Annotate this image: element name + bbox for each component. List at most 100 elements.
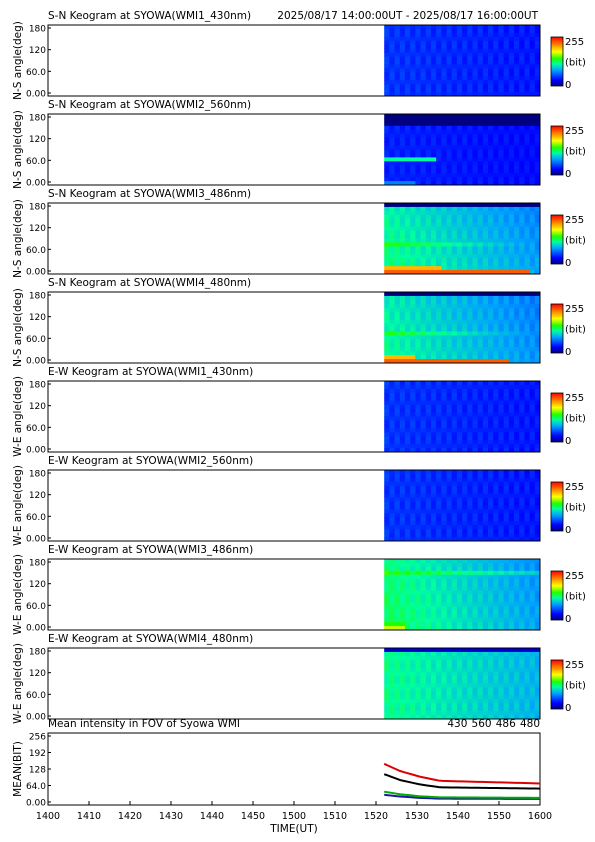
- heatmap-cell: [420, 655, 427, 661]
- heatmap-cell: [441, 622, 447, 627]
- heatmap-cell: [529, 525, 536, 530]
- heatmap-cell: [410, 537, 416, 542]
- heatmap-cell: [534, 384, 541, 390]
- heatmap-cell: [472, 68, 479, 73]
- heatmap-cell: [519, 533, 525, 538]
- heatmap-cell: [410, 420, 416, 425]
- heatmap-cell: [503, 114, 510, 119]
- heatmap-cell: [493, 28, 499, 34]
- heatmap-cell: [394, 315, 401, 321]
- heatmap-cell: [399, 509, 406, 514]
- mean-plot-frame: [47, 732, 541, 806]
- heatmap-cell: [524, 396, 531, 402]
- heatmap-cell: [508, 173, 515, 178]
- heatmap-cell: [404, 222, 411, 228]
- heatmap-cell: [394, 64, 401, 69]
- heatmap-cell: [436, 671, 442, 677]
- heatmap-cell: [534, 562, 541, 568]
- heatmap-cell: [514, 537, 520, 542]
- heatmap-cell: [456, 489, 463, 495]
- heatmap-cell: [389, 246, 395, 251]
- heatmap-cell: [404, 36, 411, 42]
- heatmap-cell: [519, 44, 525, 50]
- heatmap-cell: [415, 137, 421, 143]
- heatmap-cell: [441, 707, 447, 712]
- heatmap-cell: [462, 509, 468, 514]
- heatmap-cell: [482, 485, 489, 491]
- heatmap-cell: [529, 703, 536, 708]
- heatmap-cell: [534, 173, 541, 178]
- heatmap-cell: [482, 121, 489, 127]
- heatmap-cell: [430, 448, 437, 453]
- heatmap-cell: [508, 56, 515, 61]
- heatmap-cell: [519, 56, 525, 61]
- heatmap-cell: [467, 56, 473, 61]
- heatmap-cell: [441, 687, 447, 692]
- heatmap-cell: [410, 359, 416, 364]
- heatmap-cell: [482, 258, 489, 263]
- heatmap-cell: [420, 659, 427, 665]
- heatmap-cell: [415, 292, 421, 297]
- heatmap-cell: [462, 214, 468, 220]
- heatmap-cell: [488, 72, 494, 77]
- heatmap-cell: [519, 258, 525, 263]
- heatmap-cell: [389, 177, 395, 182]
- heatmap-cell: [462, 420, 468, 425]
- heatmap-cell: [524, 648, 531, 653]
- heatmap-cell: [389, 343, 395, 348]
- heatmap-cell: [524, 602, 531, 607]
- heatmap-cell: [529, 559, 536, 564]
- heatmap-cell: [451, 594, 458, 599]
- heatmap-cell: [519, 76, 525, 81]
- heatmap-cell: [404, 598, 411, 603]
- heatmap-cell: [519, 610, 525, 615]
- heatmap-cell: [498, 258, 505, 263]
- heatmap-cell: [420, 32, 427, 38]
- heatmap-cell: [488, 270, 494, 275]
- heatmap-cell: [477, 210, 484, 216]
- heatmap-cell: [514, 559, 520, 564]
- heatmap-cell: [389, 254, 395, 259]
- heatmap-cell: [404, 355, 411, 360]
- heatmap-cell: [436, 319, 442, 324]
- heatmap-cell: [430, 149, 437, 154]
- heatmap-cell: [441, 602, 447, 607]
- heatmap-cell: [399, 266, 406, 271]
- heatmap-cell: [441, 218, 447, 224]
- heatmap-cell: [425, 675, 432, 680]
- heatmap-cell: [410, 25, 416, 30]
- heatmap-cell: [493, 408, 499, 413]
- heatmap-cell: [425, 420, 432, 425]
- heatmap-cell: [415, 335, 421, 340]
- heatmap-cell: [503, 165, 510, 170]
- colorbar-min-label: 0: [565, 614, 571, 625]
- heatmap-cell: [462, 28, 468, 34]
- heatmap-cell: [467, 392, 473, 398]
- heatmap-cell: [493, 505, 499, 510]
- heatmap-cell: [462, 485, 468, 491]
- heatmap-cell: [498, 234, 505, 239]
- heatmap-cell: [399, 292, 406, 297]
- heatmap-cell: [477, 436, 484, 441]
- heatmap-cell: [451, 578, 458, 584]
- heatmap-cell: [472, 339, 479, 344]
- heatmap-cell: [529, 210, 536, 216]
- heatmap-cell: [451, 559, 458, 564]
- heatmap-cell: [394, 513, 401, 518]
- heatmap-cell: [394, 570, 401, 576]
- heatmap-cell: [472, 651, 479, 657]
- heatmap-cell: [529, 610, 536, 615]
- heatmap-cell: [415, 671, 421, 677]
- heatmap-cell: [394, 307, 401, 313]
- heatmap-cell: [514, 84, 520, 89]
- heatmap-cell: [436, 420, 442, 425]
- heatmap-cell: [436, 92, 442, 97]
- heatmap-cell: [389, 114, 395, 119]
- heatmap-cell: [472, 210, 479, 216]
- heatmap-cell: [456, 40, 463, 46]
- heatmap-cell: [493, 258, 499, 263]
- heatmap-cell: [425, 470, 432, 475]
- heatmap-cell: [441, 428, 447, 433]
- heatmap-cell: [524, 707, 531, 712]
- heatmap-cell: [524, 173, 531, 178]
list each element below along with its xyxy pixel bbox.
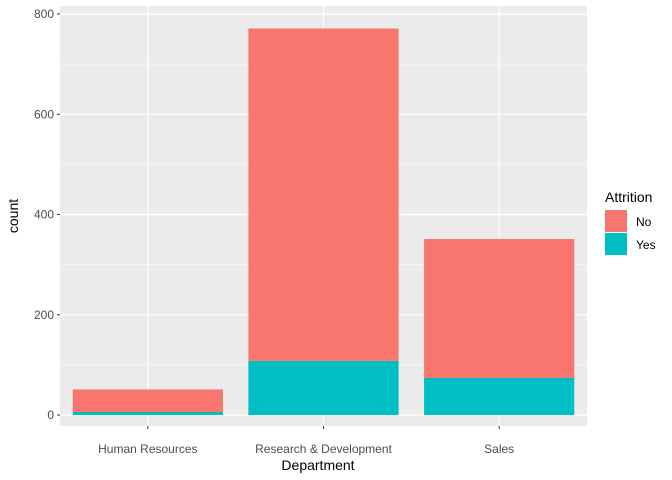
y-tick-label: 800 xyxy=(34,7,54,21)
legend-key-yes xyxy=(605,233,627,255)
y-tick-label: 200 xyxy=(34,308,54,322)
y-tick-label: 400 xyxy=(34,208,54,222)
bar-no-research-development xyxy=(248,28,399,361)
x-axis-title: Department xyxy=(281,457,354,473)
bar-no-sales xyxy=(424,239,575,378)
bar-yes-research-development xyxy=(248,360,399,415)
legend: Attrition No Yes xyxy=(605,189,656,255)
bar-yes-sales xyxy=(424,377,575,415)
x-tick-label: Human Resources xyxy=(98,442,197,456)
x-axis-ticks: Human Resources Research & Development Sal… xyxy=(98,426,514,456)
bars xyxy=(72,28,575,415)
legend-items: No Yes xyxy=(605,210,656,255)
bar-yes-human-resources xyxy=(72,411,223,415)
y-axis-title: count xyxy=(5,199,21,233)
legend-key-no xyxy=(605,210,627,232)
legend-label-yes: Yes xyxy=(636,238,656,252)
legend-title: Attrition xyxy=(605,189,652,205)
y-axis-ticks: 0 200 400 600 800 xyxy=(34,7,60,422)
bar-no-human-resources xyxy=(72,389,223,412)
x-tick-label: Research & Development xyxy=(255,442,392,456)
y-tick-label: 0 xyxy=(47,408,54,422)
legend-label-no: No xyxy=(636,215,652,229)
x-tick-label: Sales xyxy=(484,442,514,456)
y-tick-label: 600 xyxy=(34,107,54,121)
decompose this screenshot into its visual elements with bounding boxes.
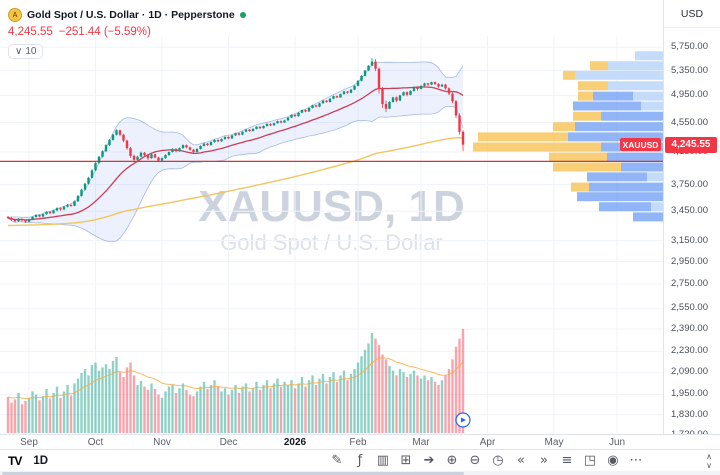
more-icon[interactable]: ⋯ xyxy=(629,452,643,468)
symbol-logo-icon: A xyxy=(8,8,22,22)
symbol-title[interactable]: Gold Spot / U.S. Dollar · 1D · Peppersto… xyxy=(27,9,235,21)
time-axis-label: Sep xyxy=(20,437,38,448)
panel-collapse-group: ∧ ∨ xyxy=(706,452,712,470)
screenshot-icon[interactable]: ◉ xyxy=(605,452,621,470)
time-axis[interactable]: Sep Oct Nov Dec 2026 Feb Mar Apr May Jun xyxy=(0,434,720,449)
time-axis-label: Mar xyxy=(412,437,430,448)
time-axis-label: Feb xyxy=(349,437,367,448)
price-tick: 5,350.00 xyxy=(671,64,708,76)
chevron-down-icon[interactable]: ∨ xyxy=(706,460,712,470)
chevron-down-icon: ∨ xyxy=(15,46,23,57)
price-tick: 2,750.00 xyxy=(671,278,708,290)
price-tick: 1,950.00 xyxy=(671,388,708,400)
price-tick: 4,550.00 xyxy=(671,116,708,128)
time-axis-label: 2026 xyxy=(283,437,307,448)
forward-icon[interactable]: » xyxy=(536,452,552,470)
price-tick: 1,830.00 xyxy=(671,408,708,420)
publish-icon[interactable]: ➔ xyxy=(421,452,437,470)
bar-replay-icon[interactable]: « xyxy=(513,452,529,470)
indicators-collapsed-pill[interactable]: ∨ 10 xyxy=(8,44,44,59)
price-chart-canvas[interactable] xyxy=(0,0,663,434)
time-axis-label: Nov xyxy=(153,437,171,448)
indicator-count: 10 xyxy=(25,46,37,57)
time-axis-label: Oct xyxy=(87,437,104,448)
bottom-toolbar: TV 1D ✎ ƒ ▥ ⊞ ➔ ⊕ ⊖ ◷ « » ≡ ◳ ◉ ⋯ ∧ ∨ xyxy=(0,449,720,471)
price-tick: 3,450.00 xyxy=(671,205,708,217)
price-tick: 3,750.00 xyxy=(671,178,708,190)
currency-label[interactable]: USD xyxy=(664,0,720,28)
toolbar-icon-group: ✎ ƒ ▥ ⊞ ➔ ⊕ ⊖ ◷ « » ≡ ◳ ◉ ⋯ xyxy=(329,452,644,470)
alert-icon[interactable]: ◷ xyxy=(490,452,506,470)
last-price-axis-label: 4,245.55 xyxy=(665,136,717,153)
price-tick: 2,390.00 xyxy=(671,323,708,335)
symbol-row[interactable]: A Gold Spot / U.S. Dollar · 1D · Peppers… xyxy=(8,8,246,22)
tradingview-logo-icon[interactable]: TV xyxy=(8,453,22,468)
indicators-icon[interactable]: ƒ xyxy=(352,452,368,470)
horizontal-scrollbar[interactable] xyxy=(0,471,720,475)
price-tick: 2,090.00 xyxy=(671,366,708,378)
last-price-symbol-badge: XAUUSD xyxy=(620,138,661,152)
price-tick: 2,550.00 xyxy=(671,302,708,314)
zoom-in-icon[interactable]: ⊕ xyxy=(444,452,460,470)
object-tree-icon[interactable]: ≡ xyxy=(559,452,575,470)
market-status-dot-icon xyxy=(239,12,246,18)
time-axis-label: May xyxy=(544,437,564,448)
time-axis-label: Jun xyxy=(608,437,626,448)
scrollbar-thumb[interactable] xyxy=(2,471,464,475)
fullscreen-icon[interactable]: ◳ xyxy=(583,452,597,468)
price-row: 4,245.55 −251.44 (−5.59%) xyxy=(8,26,246,38)
time-axis-label: Apr xyxy=(479,437,496,448)
price-axis[interactable]: USD 4,245.55 5,750.00 5,350.00 4,950.00 4,5… xyxy=(663,0,720,440)
latest-bar-button[interactable] xyxy=(455,412,471,428)
zoom-out-icon[interactable]: ⊖ xyxy=(467,452,483,470)
price-tick: 2,230.00 xyxy=(671,345,708,357)
price-tick: 2,950.00 xyxy=(671,255,708,267)
legend-last-price: 4,245.55 xyxy=(8,26,53,38)
price-tick: 4,950.00 xyxy=(671,89,708,101)
price-tick: 3,150.00 xyxy=(671,234,708,246)
chart-type-icon[interactable]: ▥ xyxy=(376,452,390,468)
legend-price-change: −251.44 (−5.59%) xyxy=(58,26,151,38)
draw-icon[interactable]: ✎ xyxy=(329,452,345,470)
chevron-up-icon[interactable]: ∧ xyxy=(706,451,712,461)
chart-legend: A Gold Spot / U.S. Dollar · 1D · Peppers… xyxy=(8,8,246,59)
time-axis-label: Dec xyxy=(219,437,238,448)
layout-grid-icon[interactable]: ⊞ xyxy=(398,452,414,470)
price-tick: 5,750.00 xyxy=(671,41,708,53)
interval-button[interactable]: 1D xyxy=(33,454,49,467)
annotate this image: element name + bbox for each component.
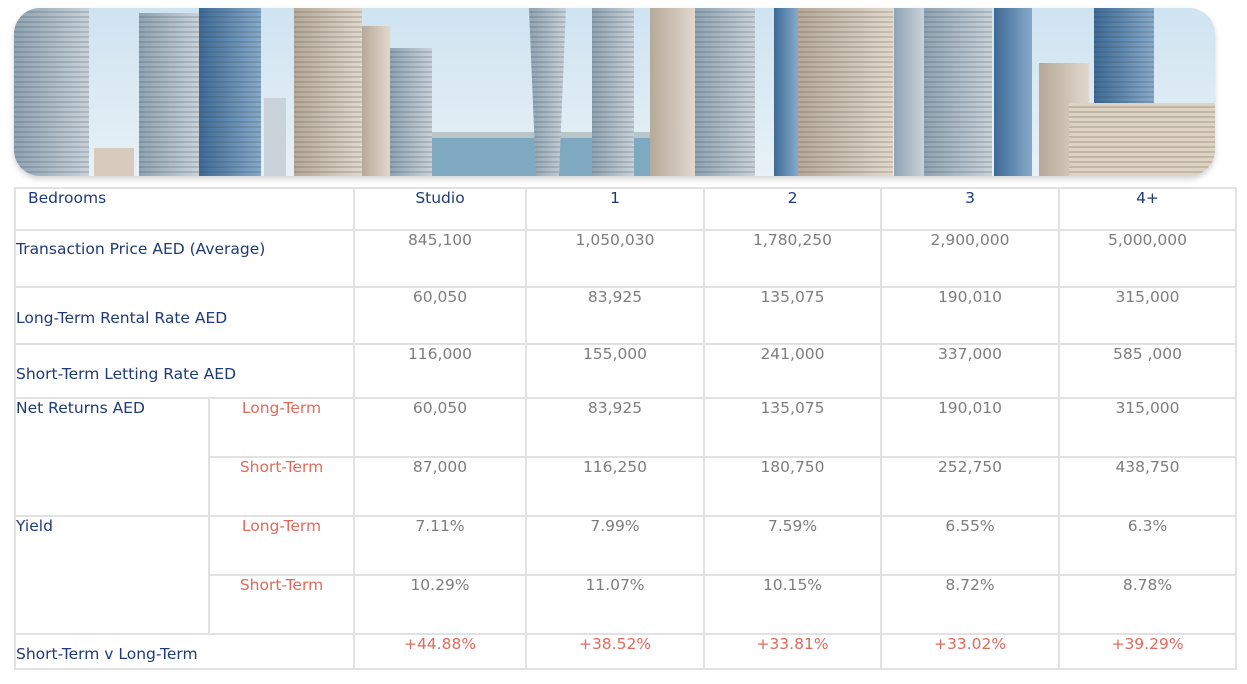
table-cell: 83,925 (525, 397, 705, 458)
skyline-illustration (14, 8, 1215, 176)
yield-short-row: Short-Term 10.29% 11.07% 10.15% 8.72% 8.… (15, 574, 1237, 635)
short-term-sublabel: Short-Term (208, 456, 355, 517)
table-cell: 135,075 (703, 286, 882, 345)
table-cell: +44.88% (353, 633, 527, 670)
table-cell: 10.29% (353, 574, 527, 635)
table-cell: +39.29% (1058, 633, 1237, 670)
table-cell: 180,750 (703, 456, 882, 517)
table-cell: 1,050,030 (525, 229, 705, 288)
header-row: Bedrooms Studio 1 2 3 4+ (14, 187, 1237, 231)
short-term-letting-row: Short-Term Letting Rate AED 116,000 155,… (14, 343, 1237, 399)
short-term-sublabel: Short-Term (208, 574, 355, 635)
table-cell: 7.99% (525, 515, 705, 576)
transaction-price-row: Transaction Price AED (Average) 845,100 … (14, 229, 1237, 288)
col-header: Studio (353, 187, 527, 231)
table-cell: 337,000 (880, 343, 1060, 399)
col-header: 3 (880, 187, 1060, 231)
table-cell: 315,000 (1058, 397, 1237, 458)
table-cell: 60,050 (353, 397, 527, 458)
table-cell: 8.78% (1058, 574, 1237, 635)
table-cell: 585 ,000 (1058, 343, 1237, 399)
table-cell: 7.11% (353, 515, 527, 576)
net-returns-short-row: Short-Term 87,000 116,250 180,750 252,75… (15, 456, 1237, 517)
table-cell: 2,900,000 (880, 229, 1060, 288)
table-cell: 190,010 (880, 286, 1060, 345)
table-cell: 252,750 (880, 456, 1060, 517)
net-returns-long-row: Net Returns AED Long-Term 60,050 83,925 … (14, 397, 1237, 517)
table-cell: 135,075 (703, 397, 882, 458)
short-vs-long-row: Short-Term v Long-Term +44.88% +38.52% +… (14, 633, 1237, 670)
yield-label: Yield (14, 515, 210, 635)
short-term-letting-label: Short-Term Letting Rate AED (14, 343, 355, 399)
table-cell: 6.55% (880, 515, 1060, 576)
col-header: 2 (703, 187, 882, 231)
col-header: 4+ (1058, 187, 1237, 231)
table-cell: 116,250 (525, 456, 705, 517)
table-cell: 155,000 (525, 343, 705, 399)
table-cell: 438,750 (1058, 456, 1237, 517)
short-vs-long-label: Short-Term v Long-Term (14, 633, 355, 670)
table-cell: 1,780,250 (703, 229, 882, 288)
long-term-rental-label: Long-Term Rental Rate AED (14, 286, 355, 345)
transaction-price-label: Transaction Price AED (Average) (14, 229, 355, 288)
table-cell: 116,000 (353, 343, 527, 399)
yield-long-row: Yield Long-Term 7.11% 7.99% 7.59% 6.55% … (14, 515, 1237, 635)
long-term-sublabel: Long-Term (208, 397, 355, 458)
table-cell: 241,000 (703, 343, 882, 399)
table-cell: 315,000 (1058, 286, 1237, 345)
table-cell: +33.81% (703, 633, 882, 670)
bedrooms-header: Bedrooms (14, 187, 355, 231)
table-cell: 10.15% (703, 574, 882, 635)
skyline-banner-image (14, 8, 1215, 176)
net-returns-label: Net Returns AED (14, 397, 210, 517)
table-cell: 83,925 (525, 286, 705, 345)
investment-returns-table: Bedrooms Studio 1 2 3 4+ Transaction Pri… (14, 187, 1237, 670)
table-cell: 87,000 (353, 456, 527, 517)
table-cell: 5,000,000 (1058, 229, 1237, 288)
col-header: 1 (525, 187, 705, 231)
table-cell: 60,050 (353, 286, 527, 345)
table-cell: 190,010 (880, 397, 1060, 458)
table-cell: +38.52% (525, 633, 705, 670)
table-cell: 7.59% (703, 515, 882, 576)
table-cell: +33.02% (880, 633, 1060, 670)
table-cell: 11.07% (525, 574, 705, 635)
long-term-sublabel: Long-Term (208, 515, 355, 576)
long-term-rental-row: Long-Term Rental Rate AED 60,050 83,925 … (14, 286, 1237, 345)
table-cell: 8.72% (880, 574, 1060, 635)
table-cell: 6.3% (1058, 515, 1237, 576)
table-cell: 845,100 (353, 229, 527, 288)
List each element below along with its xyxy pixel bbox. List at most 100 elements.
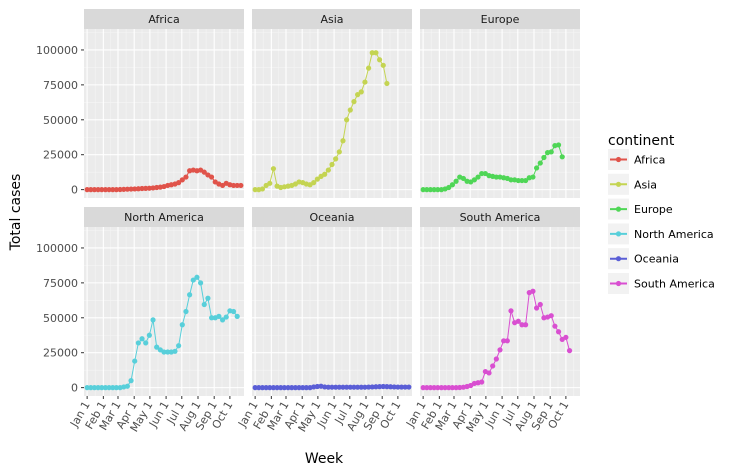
data-point-asia — [333, 156, 339, 162]
data-point-south-america — [431, 385, 437, 391]
data-point-oceania — [366, 384, 372, 390]
data-point-oceania — [303, 385, 309, 391]
data-point-asia — [270, 166, 277, 172]
facet-strip-north-america — [84, 207, 244, 227]
data-point-south-america — [504, 338, 510, 344]
legend-label-south-america: South America — [634, 278, 715, 291]
data-point-north-america — [146, 332, 152, 338]
data-point-europe — [471, 177, 477, 183]
data-point-europe — [534, 165, 540, 171]
facet-strip-oceania — [252, 207, 412, 227]
data-point-asia — [366, 65, 372, 71]
data-point-oceania — [340, 384, 346, 390]
data-point-oceania — [391, 384, 397, 390]
y-tick-label: 25000 — [43, 347, 78, 360]
data-point-europe — [537, 160, 543, 166]
data-point-north-america — [219, 317, 226, 323]
data-point-oceania — [395, 384, 401, 390]
data-point-europe — [515, 177, 521, 184]
data-point-europe — [475, 174, 481, 180]
data-point-south-america — [537, 301, 543, 308]
data-point-europe — [508, 177, 514, 183]
data-point-south-america — [446, 385, 452, 391]
panel-background-africa — [84, 29, 244, 198]
data-point-north-america — [102, 385, 109, 391]
data-point-oceania — [376, 384, 383, 390]
data-point-asia — [311, 180, 317, 186]
legend-label-asia: Asia — [634, 178, 657, 191]
data-point-oceania — [296, 385, 302, 391]
data-point-north-america — [183, 308, 189, 315]
data-point-south-america — [563, 334, 569, 340]
data-point-south-america — [479, 379, 485, 385]
y-tick-label: 0 — [71, 184, 78, 197]
panel-background-north-america — [84, 227, 244, 396]
data-point-north-america — [223, 314, 229, 320]
data-point-africa — [124, 186, 130, 192]
data-point-africa — [102, 187, 109, 193]
panel-background-oceania — [252, 227, 412, 396]
data-point-oceania — [256, 385, 262, 391]
data-point-north-america — [95, 385, 101, 391]
data-point-asia — [347, 107, 353, 113]
x-axis-title: Week — [305, 451, 344, 467]
data-point-south-america — [523, 322, 529, 328]
data-point-asia — [267, 180, 273, 186]
data-point-north-america — [179, 322, 185, 328]
legend-key-point-oceania — [615, 256, 622, 262]
data-point-south-america — [493, 356, 499, 362]
data-point-africa — [84, 187, 90, 193]
data-point-south-america — [435, 385, 441, 391]
data-point-north-america — [124, 383, 130, 389]
data-point-north-america — [165, 349, 171, 355]
data-point-asia — [344, 117, 350, 123]
data-point-south-america — [530, 288, 536, 294]
data-point-europe — [523, 177, 529, 184]
data-point-oceania — [333, 384, 339, 390]
data-point-south-america — [548, 313, 554, 319]
data-point-africa — [176, 180, 182, 186]
legend-key-point-south-america — [615, 280, 622, 287]
facet-africa: Africa 0 25000 50000 75000 100000 — [36, 9, 244, 198]
legend-label-north-america: North America — [634, 228, 714, 241]
data-point-oceania — [358, 384, 364, 390]
data-point-africa — [91, 187, 98, 193]
data-point-north-america — [201, 301, 207, 308]
data-point-north-america — [91, 385, 98, 391]
data-point-africa — [208, 174, 215, 180]
legend-key-point-europe — [615, 206, 622, 212]
y-tick-label: 75000 — [43, 79, 78, 92]
data-point-north-america — [198, 280, 204, 286]
data-point-north-america — [99, 385, 105, 391]
data-point-europe — [449, 182, 456, 188]
data-point-africa — [234, 182, 240, 189]
data-point-oceania — [281, 385, 288, 391]
data-point-asia — [340, 138, 346, 144]
data-point-europe — [519, 177, 525, 184]
data-point-asia — [336, 149, 342, 155]
data-point-europe — [427, 187, 434, 193]
facet-strip-africa — [84, 9, 244, 29]
data-point-asia — [252, 187, 258, 193]
y-tick-label: 25000 — [43, 149, 78, 162]
data-point-north-america — [110, 385, 116, 391]
data-point-asia — [384, 80, 390, 87]
data-point-oceania — [285, 385, 291, 391]
data-point-oceania — [270, 385, 277, 391]
data-point-oceania — [300, 385, 306, 391]
data-point-europe — [424, 187, 430, 193]
data-point-north-america — [208, 315, 215, 321]
data-point-oceania — [344, 384, 350, 390]
data-point-asia — [355, 92, 361, 98]
data-point-europe — [548, 149, 554, 155]
data-point-africa — [201, 169, 207, 175]
data-point-africa — [106, 187, 112, 193]
data-point-europe — [479, 170, 485, 177]
data-point-europe — [420, 187, 426, 193]
data-point-oceania — [263, 385, 269, 391]
data-point-north-america — [176, 343, 182, 349]
data-point-oceania — [369, 384, 375, 390]
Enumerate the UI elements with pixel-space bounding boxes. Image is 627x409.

TASK STATEMENT:
Please lay out the lines from the rows above as a Markdown table, starting with the line that contains "more-icon[interactable]: ⋯ xyxy=(629,452,643,468)" and going on through the line that contains "time-axis-label: Mar xyxy=(412,437,430,448)". Use the columns n, for a running number, and Line, for the line itself, and leave out any blank lines.

THE RESPONSE:
| n | Line |
|---|---|
| 1 | more-icon[interactable]: ⋯ xyxy=(629,452,643,468) |
| 2 | symbol-logo-icon: A xyxy=(8,8,22,22) |
| 3 | symbol-title[interactable]: Gold Spot / U.S. Dollar · 1D · Peppersto… xyxy=(27,9,235,21) |
| 4 | time-axis-label: Sep xyxy=(20,437,38,448) |
| 5 | panel-collapse-group: ∧ ∨ xyxy=(706,452,712,470) |
| 6 | screenshot-icon[interactable]: ◉ xyxy=(605,452,621,470) |
| 7 | time-axis[interactable]: Sep Oct Nov Dec 2026 Feb Mar Apr May Jun xyxy=(0,434,720,449) |
| 8 | time-axis-label: Mar xyxy=(412,437,430,448) |